* START Recorded information *

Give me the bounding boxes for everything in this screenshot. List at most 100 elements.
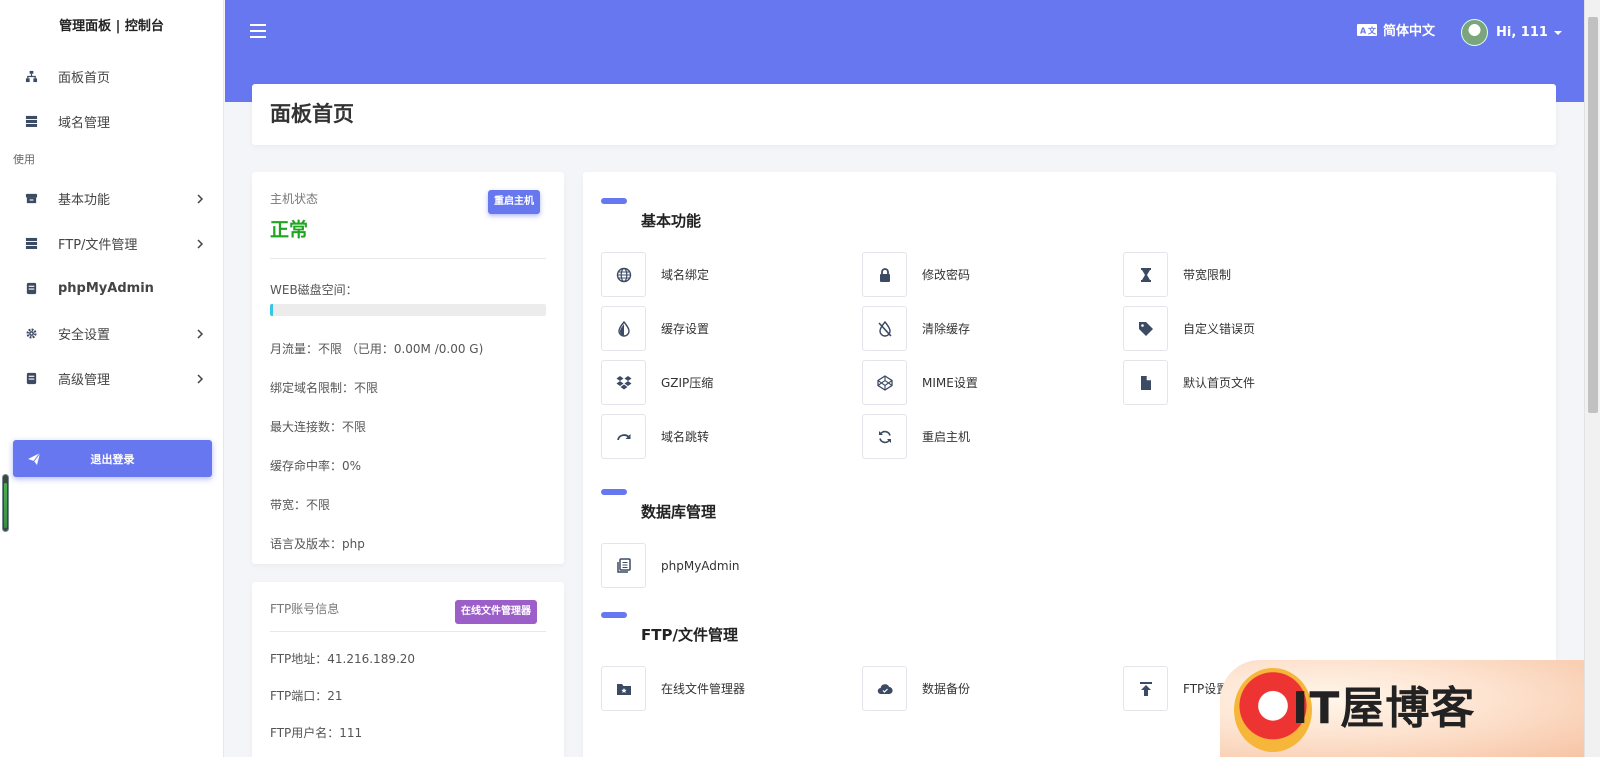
menu-toggle-icon[interactable]	[250, 24, 266, 38]
disk-usage-bar	[270, 304, 546, 316]
sitemap-icon	[24, 70, 38, 84]
tile-domain-binding[interactable]: 域名绑定	[601, 252, 862, 297]
tile-clear-cache[interactable]: 清除缓存	[862, 306, 1123, 351]
tile-label: 域名跳转	[661, 430, 710, 444]
watermark-text: IT屋博客	[1292, 683, 1476, 734]
tile-label: GZIP压缩	[661, 376, 714, 390]
codepen-icon	[876, 374, 893, 391]
database-grid: phpMyAdmin	[601, 543, 1538, 588]
section-title: 数据库管理	[641, 503, 717, 521]
section-basic-features: 基本功能	[601, 198, 1538, 234]
translate-icon: A文	[1357, 23, 1377, 36]
dropbox-icon	[616, 375, 631, 389]
ftp-username: FTP用户名：111	[270, 726, 363, 740]
user-greeting: Hi, 111	[1496, 25, 1548, 40]
chevron-right-icon	[197, 238, 204, 249]
tile-label: 在线文件管理器	[661, 682, 746, 696]
basic-features-grid: 域名绑定 修改密码 带宽限制 缓存设置 清除缓存 自定义错误页 GZIP压缩 M…	[601, 252, 1538, 459]
tile-restart-host[interactable]: 重启主机	[862, 414, 1123, 459]
sidebar-item-label: phpMyAdmin	[58, 281, 154, 296]
sidebar-item-phpmyadmin[interactable]: phpMyAdmin	[0, 266, 223, 311]
section-database: 数据库管理	[601, 489, 1538, 525]
tile-change-password[interactable]: 修改密码	[862, 252, 1123, 297]
archive-icon	[24, 192, 38, 206]
sidebar-item-dashboard[interactable]: 面板首页	[0, 54, 223, 99]
tile-mime-settings[interactable]: MIME设置	[862, 360, 1123, 405]
server-icon	[24, 237, 38, 251]
sidebar: 管理面板 | 控制台 面板首页 域名管理 使用 基本功能 FTP/文件管理 ph…	[0, 0, 224, 757]
svg-text:文: 文	[1368, 25, 1377, 35]
sidebar-item-advanced[interactable]: 高级管理	[0, 356, 223, 401]
tile-custom-error-page[interactable]: 自定义错误页	[1123, 306, 1384, 351]
sidebar-item-label: 面板首页	[58, 71, 111, 86]
restart-host-button[interactable]: 重启主机	[488, 190, 540, 214]
language-switcher[interactable]: A文 简体中文	[1357, 20, 1435, 39]
sidebar-item-label: 安全设置	[58, 328, 111, 343]
sidebar-item-label: 基本功能	[58, 193, 111, 208]
tile-default-index-file[interactable]: 默认首页文件	[1123, 360, 1384, 405]
host-status-value: 正常	[270, 219, 309, 241]
hourglass-icon	[1140, 267, 1151, 282]
side-handle[interactable]	[2, 474, 9, 532]
user-menu[interactable]: Hi, 111	[1461, 19, 1562, 46]
tile-label: 缓存设置	[661, 322, 710, 336]
svg-text:A: A	[1360, 26, 1367, 35]
book-icon	[24, 372, 38, 386]
tile-online-file-manager[interactable]: 在线文件管理器	[601, 666, 862, 711]
tile-gzip[interactable]: GZIP压缩	[601, 360, 862, 405]
logout-button[interactable]: 退出登录	[13, 440, 212, 477]
ftp-port: FTP端口：21	[270, 689, 343, 703]
tint-icon	[617, 320, 630, 337]
ftp-address: FTP地址：41.216.189.20	[270, 652, 416, 666]
stat-bandwidth: 带宽：不限	[270, 498, 331, 512]
tile-label: 修改密码	[922, 268, 971, 282]
section-title: FTP/文件管理	[641, 626, 738, 644]
tile-bandwidth-limit[interactable]: 带宽限制	[1123, 252, 1384, 297]
stat-domain-limit: 绑定域名限制：不限	[270, 381, 379, 395]
sidebar-item-label: FTP/文件管理	[58, 238, 138, 253]
gear-icon	[24, 327, 38, 341]
avatar	[1461, 19, 1488, 46]
book-icon	[616, 557, 631, 573]
host-status-card: 主机状态 正常 重启主机 WEB磁盘空间： 月流量：不限 （已用：0.00M /…	[252, 172, 564, 564]
language-label: 简体中文	[1383, 24, 1436, 39]
disk-usage-fill	[270, 304, 273, 316]
sidebar-item-security[interactable]: 安全设置	[0, 311, 223, 356]
tile-phpmyadmin[interactable]: phpMyAdmin	[601, 543, 862, 588]
folder-star-icon	[616, 683, 631, 695]
tile-label: 重启主机	[922, 430, 971, 444]
redo-icon	[616, 433, 630, 440]
chevron-right-icon	[197, 328, 204, 339]
section-label-use: 使用	[13, 153, 35, 166]
upload-icon	[1139, 681, 1152, 696]
page-scrollbar[interactable]	[1584, 0, 1600, 757]
watermark-banner: IT屋博客	[1220, 660, 1584, 757]
file-manager-button[interactable]: 在线文件管理器	[455, 600, 537, 624]
page-title: 面板首页	[270, 102, 354, 126]
divider	[270, 258, 546, 259]
server-icon	[24, 115, 38, 129]
stat-cache-hit-rate: 缓存命中率：0%	[270, 459, 362, 473]
tile-domain-redirect[interactable]: 域名跳转	[601, 414, 862, 459]
scrollbar-thumb[interactable]	[1588, 17, 1598, 413]
globe-icon	[616, 267, 631, 282]
tile-label: 默认首页文件	[1183, 376, 1256, 390]
paper-plane-icon	[28, 452, 41, 465]
sync-icon	[878, 430, 891, 443]
lock-icon	[879, 267, 890, 282]
sidebar-item-ftp[interactable]: FTP/文件管理	[0, 221, 223, 266]
tint-slash-icon	[877, 320, 892, 337]
brand-title: 管理面板 | 控制台	[59, 19, 164, 34]
divider	[270, 631, 546, 632]
page-header: 面板首页	[252, 84, 1556, 145]
tile-label: 域名绑定	[661, 268, 710, 282]
chevron-right-icon	[197, 373, 204, 384]
tile-label: 清除缓存	[922, 322, 971, 336]
tile-cache-settings[interactable]: 缓存设置	[601, 306, 862, 351]
file-icon	[1140, 375, 1151, 390]
sidebar-item-basic-features[interactable]: 基本功能	[0, 176, 223, 221]
caret-down-icon	[1553, 30, 1562, 35]
chevron-right-icon	[197, 193, 204, 204]
tile-data-backup[interactable]: 数据备份	[862, 666, 1123, 711]
sidebar-item-domains[interactable]: 域名管理	[0, 99, 223, 144]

* END Recorded information *

▶ **Instruction**: Copy the stretch of lines from the one containing "24, 266, 38]" through the one containing "306, 1123, 351]", both included, without any changes.

▶ **The response**:
menu-toggle-icon[interactable]	[250, 24, 266, 38]
disk-usage-bar	[270, 304, 546, 316]
sitemap-icon	[24, 70, 38, 84]
tile-domain-binding[interactable]: 域名绑定	[601, 252, 862, 297]
tile-clear-cache[interactable]: 清除缓存	[862, 306, 1123, 351]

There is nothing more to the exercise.